(TASK GOAL):
Restate the listing that follows word for word, without its pictures.

(LISTING):
▬▬▬▬▬▬
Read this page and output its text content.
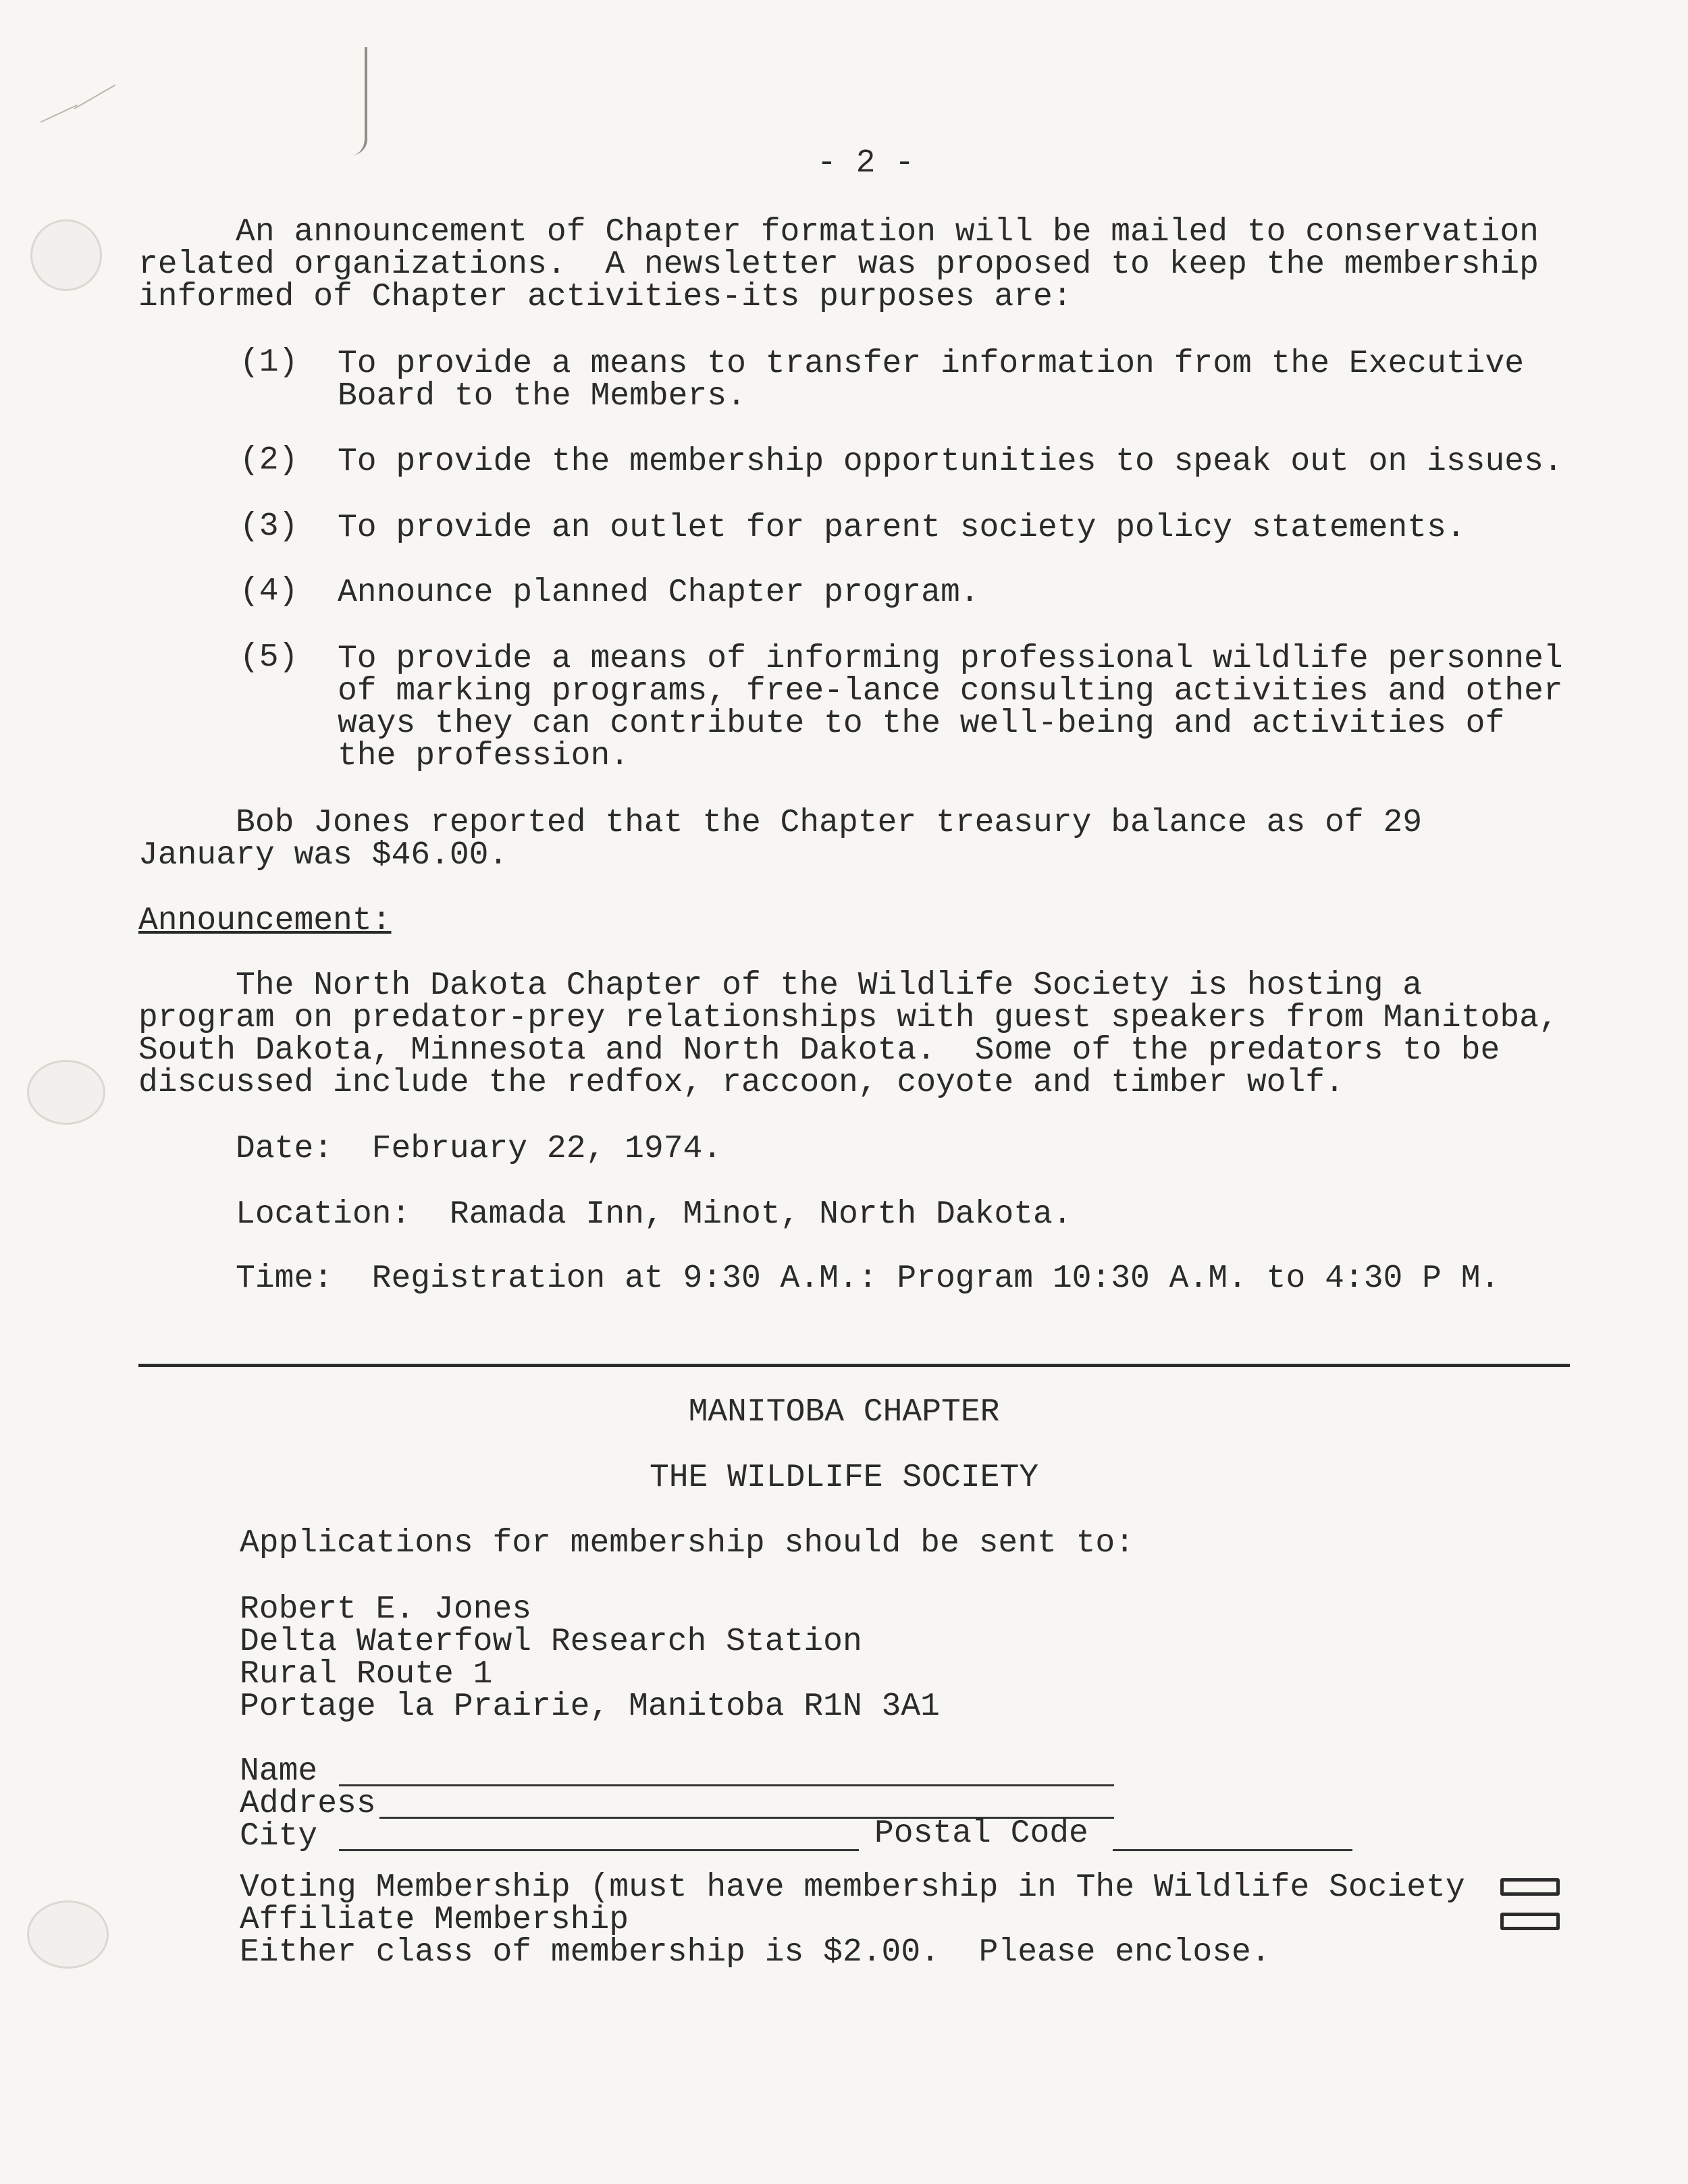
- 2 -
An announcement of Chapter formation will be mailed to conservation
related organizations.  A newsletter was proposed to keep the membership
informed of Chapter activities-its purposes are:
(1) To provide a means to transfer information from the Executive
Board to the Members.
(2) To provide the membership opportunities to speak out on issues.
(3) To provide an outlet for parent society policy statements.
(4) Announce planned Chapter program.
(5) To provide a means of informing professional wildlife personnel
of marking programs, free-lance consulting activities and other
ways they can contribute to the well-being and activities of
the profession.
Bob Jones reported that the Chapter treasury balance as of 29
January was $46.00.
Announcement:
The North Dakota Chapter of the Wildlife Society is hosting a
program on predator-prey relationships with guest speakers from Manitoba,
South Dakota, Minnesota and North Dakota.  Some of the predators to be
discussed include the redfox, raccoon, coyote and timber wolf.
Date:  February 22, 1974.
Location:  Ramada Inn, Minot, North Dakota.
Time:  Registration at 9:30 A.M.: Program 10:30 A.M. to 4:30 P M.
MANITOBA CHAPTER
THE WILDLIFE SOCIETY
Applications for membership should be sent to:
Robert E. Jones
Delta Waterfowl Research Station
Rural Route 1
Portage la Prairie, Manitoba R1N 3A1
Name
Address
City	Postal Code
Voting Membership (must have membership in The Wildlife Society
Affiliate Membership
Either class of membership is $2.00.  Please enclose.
▬▬▬▬▬▬
(FINISHED EXERCISE):
Read this page and output its text content.
- 2 -
An announcement of Chapter formation will be mailed to conservation
related organizations.  A newsletter was proposed to keep the membership
informed of Chapter activities-its purposes are:
(1) To provide a means to transfer information from the Executive
Board to the Members.
(2) To provide the membership opportunities to speak out on issues.
(3) To provide an outlet for parent society policy statements.
(4) Announce planned Chapter program.
(5) To provide a means of informing professional wildlife personnel
of marking programs, free-lance consulting activities and other
ways they can contribute to the well-being and activities of
the profession.
Bob Jones reported that the Chapter treasury balance as of 29
January was $46.00.
Announcement:
The North Dakota Chapter of the Wildlife Society is hosting a
program on predator-prey relationships with guest speakers from Manitoba,
South Dakota, Minnesota and North Dakota.  Some of the predators to be
discussed include the redfox, raccoon, coyote and timber wolf.
Date:  February 22, 1974.
Location:  Ramada Inn, Minot, North Dakota.
Time:  Registration at 9:30 A.M.: Program 10:30 A.M. to 4:30 P M.
MANITOBA CHAPTER
THE WILDLIFE SOCIETY
Applications for membership should be sent to:
Robert E. Jones
Delta Waterfowl Research Station
Rural Route 1
Portage la Prairie, Manitoba R1N 3A1
Name
Address
City	Postal Code
Voting Membership (must have membership in The Wildlife Society
Affiliate Membership
Either class of membership is $2.00.  Please enclose.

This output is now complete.